• **Text provided**:

Joint Planning and Development Office

Agency overview
- Formed: 2003
- Headquarters: Washington, D.C.;
- Agency executive: Dr. Karlin Toner, JPDO Director;
- Parent agency: Federal Aviation Administration
- Website: Joint Planning and Development Office

= Joint Planning and Development Office =

The United States Congress established the Joint Planning and Development Office (JPDO) in 2003 to plan and coordinate the development of the Next Generation Air Transportation System (NextGen). The JPDO is a multi-agency public/private initiative to include: United States Department of Transportation, United States Department of Defense, Department of Commerce, Department of Homeland Security, Federal Aviation Administration, National Aeronautics and Space Administrations, and White House Office of Science and Technology Policy. Congress ended funding for JPDO in 2014.

==Profile==

The NextGen portfolio includes large-scale investments, research, and operational changes that will profoundly impact the capabilities of the nation’s air transportation system. This includes developments in air traffic control, airspace management, satellite-based navigation, security (both at the airport and in the air), digital communications, net-centric operations, and changes in the way aviation weather information is gathered and disseminated throughout the system.

With this in mind, and given the broad impact of these changes, the concept of a joint office, one that can manage the development of the NextGen architecture and integrated work plan, has become especially important.

Since its inception, the JPDO has been in the development of a framework for planning NextGen, identifying and prioritizing key multi-agency concerns, and driving consensus in the development of investment choices and decisions.

The JPDO is governed by a Senior Policy Committee (SPC) that is made up of Cabinet-level representatives from each of the JPDO’s government partners. The SPC is chaired by the Secretary of Transportation.

The scope of the JPDO’s planning is broad. It engages the collaborative energies of the departments and agencies, the academic community, research, and private sectors. It covers a time span of nearly two decades and calls for a unique level of integration in the planning and budgeting of critical investments in the national transportation system. This approach is representative of a new paradigm in the way government pursues large-scale transformational initiatives, particularly those that encompass a broad range of mission areas, agencies, and the private sector.

The JPDO’s Joint Planning Environment (JPE) is a key tool in these planning efforts. Through its Enterprise Architecture (the architectural blueprint), Concept of Operations, and Integrated Work Plan (all publicly accessible on the Internet), the JPE offers a level of transparency and accountability that the Federal Government expects. This kind of access is unprecedented. The concept is a critical part of implementing a Federated Enterprise Architecture.

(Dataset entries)
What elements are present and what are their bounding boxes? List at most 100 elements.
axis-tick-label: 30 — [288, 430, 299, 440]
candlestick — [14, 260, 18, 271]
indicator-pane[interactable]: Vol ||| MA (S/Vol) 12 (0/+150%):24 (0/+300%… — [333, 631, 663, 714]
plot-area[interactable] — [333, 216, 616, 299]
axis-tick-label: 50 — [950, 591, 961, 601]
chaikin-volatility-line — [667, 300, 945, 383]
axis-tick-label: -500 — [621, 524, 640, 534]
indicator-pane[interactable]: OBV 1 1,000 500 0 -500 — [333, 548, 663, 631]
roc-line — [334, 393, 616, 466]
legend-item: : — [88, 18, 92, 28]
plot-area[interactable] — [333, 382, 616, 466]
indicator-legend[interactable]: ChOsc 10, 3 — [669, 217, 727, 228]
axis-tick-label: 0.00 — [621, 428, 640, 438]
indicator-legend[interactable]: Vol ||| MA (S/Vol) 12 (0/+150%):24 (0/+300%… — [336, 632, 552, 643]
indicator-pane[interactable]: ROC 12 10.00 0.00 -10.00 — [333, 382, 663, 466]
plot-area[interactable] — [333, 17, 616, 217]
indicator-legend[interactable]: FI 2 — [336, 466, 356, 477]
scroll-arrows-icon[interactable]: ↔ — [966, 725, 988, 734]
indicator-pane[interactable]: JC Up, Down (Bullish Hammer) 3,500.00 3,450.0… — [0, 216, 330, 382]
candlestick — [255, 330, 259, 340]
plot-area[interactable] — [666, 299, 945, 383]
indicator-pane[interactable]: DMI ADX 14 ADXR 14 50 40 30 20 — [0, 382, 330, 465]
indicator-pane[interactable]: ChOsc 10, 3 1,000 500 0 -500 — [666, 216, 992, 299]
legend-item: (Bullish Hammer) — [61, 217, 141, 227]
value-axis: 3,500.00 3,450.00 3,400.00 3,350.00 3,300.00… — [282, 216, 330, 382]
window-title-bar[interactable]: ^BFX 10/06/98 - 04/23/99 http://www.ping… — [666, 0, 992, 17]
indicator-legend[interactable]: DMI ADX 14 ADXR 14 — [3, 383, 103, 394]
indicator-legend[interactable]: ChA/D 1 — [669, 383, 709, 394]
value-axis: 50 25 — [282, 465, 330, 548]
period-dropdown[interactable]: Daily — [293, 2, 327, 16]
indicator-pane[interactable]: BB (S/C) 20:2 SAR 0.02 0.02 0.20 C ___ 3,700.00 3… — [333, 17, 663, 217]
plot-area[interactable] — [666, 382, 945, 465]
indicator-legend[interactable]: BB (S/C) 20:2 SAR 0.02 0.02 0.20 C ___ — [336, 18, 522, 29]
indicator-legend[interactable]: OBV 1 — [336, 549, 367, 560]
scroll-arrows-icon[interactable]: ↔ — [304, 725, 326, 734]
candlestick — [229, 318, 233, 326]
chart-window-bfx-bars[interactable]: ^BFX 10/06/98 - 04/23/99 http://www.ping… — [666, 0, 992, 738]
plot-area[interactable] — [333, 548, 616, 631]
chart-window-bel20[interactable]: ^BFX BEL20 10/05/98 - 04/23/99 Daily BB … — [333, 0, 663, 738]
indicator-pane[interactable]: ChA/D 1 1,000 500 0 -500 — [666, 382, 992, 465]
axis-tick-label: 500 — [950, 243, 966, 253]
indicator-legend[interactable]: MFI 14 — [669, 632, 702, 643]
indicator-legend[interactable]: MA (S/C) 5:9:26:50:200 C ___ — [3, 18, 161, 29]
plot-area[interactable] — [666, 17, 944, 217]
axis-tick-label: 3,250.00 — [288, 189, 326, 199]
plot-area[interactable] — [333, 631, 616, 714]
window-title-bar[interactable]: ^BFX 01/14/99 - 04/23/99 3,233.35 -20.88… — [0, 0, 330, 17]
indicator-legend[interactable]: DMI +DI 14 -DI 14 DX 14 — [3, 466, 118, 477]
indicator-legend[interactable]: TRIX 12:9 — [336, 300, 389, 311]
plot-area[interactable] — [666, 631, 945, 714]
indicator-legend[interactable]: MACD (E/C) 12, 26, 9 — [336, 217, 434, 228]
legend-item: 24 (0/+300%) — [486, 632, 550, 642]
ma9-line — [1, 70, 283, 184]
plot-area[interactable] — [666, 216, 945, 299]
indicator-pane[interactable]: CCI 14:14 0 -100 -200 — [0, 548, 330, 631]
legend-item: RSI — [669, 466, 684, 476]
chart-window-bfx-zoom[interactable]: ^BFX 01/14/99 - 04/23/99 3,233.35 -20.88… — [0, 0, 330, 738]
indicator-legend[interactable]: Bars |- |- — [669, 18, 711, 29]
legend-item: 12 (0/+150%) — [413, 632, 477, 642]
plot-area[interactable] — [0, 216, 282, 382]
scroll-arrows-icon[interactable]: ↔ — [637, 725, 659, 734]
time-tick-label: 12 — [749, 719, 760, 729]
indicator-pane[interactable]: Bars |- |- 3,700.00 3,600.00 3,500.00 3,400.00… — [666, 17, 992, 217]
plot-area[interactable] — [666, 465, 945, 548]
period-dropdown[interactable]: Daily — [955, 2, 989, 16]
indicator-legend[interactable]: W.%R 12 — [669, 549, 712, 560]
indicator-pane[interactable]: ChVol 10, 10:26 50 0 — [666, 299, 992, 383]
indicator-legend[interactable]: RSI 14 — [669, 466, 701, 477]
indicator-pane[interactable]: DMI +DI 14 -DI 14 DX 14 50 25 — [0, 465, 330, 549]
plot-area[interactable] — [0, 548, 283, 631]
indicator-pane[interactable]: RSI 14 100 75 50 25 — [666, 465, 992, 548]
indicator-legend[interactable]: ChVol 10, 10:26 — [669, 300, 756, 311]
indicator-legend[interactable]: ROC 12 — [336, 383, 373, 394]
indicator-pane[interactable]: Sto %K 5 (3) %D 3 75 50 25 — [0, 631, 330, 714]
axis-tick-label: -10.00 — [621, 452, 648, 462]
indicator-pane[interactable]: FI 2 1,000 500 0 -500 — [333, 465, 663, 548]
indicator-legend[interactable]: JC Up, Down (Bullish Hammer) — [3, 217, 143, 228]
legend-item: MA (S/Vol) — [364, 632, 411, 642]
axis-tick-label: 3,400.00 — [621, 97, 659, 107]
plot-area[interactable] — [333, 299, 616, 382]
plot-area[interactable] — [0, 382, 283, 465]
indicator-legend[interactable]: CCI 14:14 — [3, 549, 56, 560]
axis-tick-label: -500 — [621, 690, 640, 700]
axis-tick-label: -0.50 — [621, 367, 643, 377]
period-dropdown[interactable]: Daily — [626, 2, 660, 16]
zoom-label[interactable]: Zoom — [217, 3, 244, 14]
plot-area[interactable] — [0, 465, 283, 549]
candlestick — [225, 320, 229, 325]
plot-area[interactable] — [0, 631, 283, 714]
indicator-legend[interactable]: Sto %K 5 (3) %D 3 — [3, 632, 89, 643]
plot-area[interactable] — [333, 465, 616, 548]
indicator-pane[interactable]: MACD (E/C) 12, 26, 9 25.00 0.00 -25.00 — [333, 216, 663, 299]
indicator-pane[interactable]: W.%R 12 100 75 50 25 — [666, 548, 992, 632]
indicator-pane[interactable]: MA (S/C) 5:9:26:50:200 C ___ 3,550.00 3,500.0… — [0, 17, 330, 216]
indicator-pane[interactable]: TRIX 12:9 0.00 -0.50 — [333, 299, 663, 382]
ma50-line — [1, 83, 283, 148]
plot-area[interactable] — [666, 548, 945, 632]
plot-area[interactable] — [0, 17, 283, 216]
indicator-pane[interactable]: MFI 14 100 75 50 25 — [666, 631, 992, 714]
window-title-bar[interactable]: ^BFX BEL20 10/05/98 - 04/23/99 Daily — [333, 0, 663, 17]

• **Activity**:
In the text about the Joint Planning and Development Office, translate the sentence "The SPC is chaired by the Secretary of Transportation." into Spanish.

• **Result**:
El SPC está presidido por el Secretario de Transporte.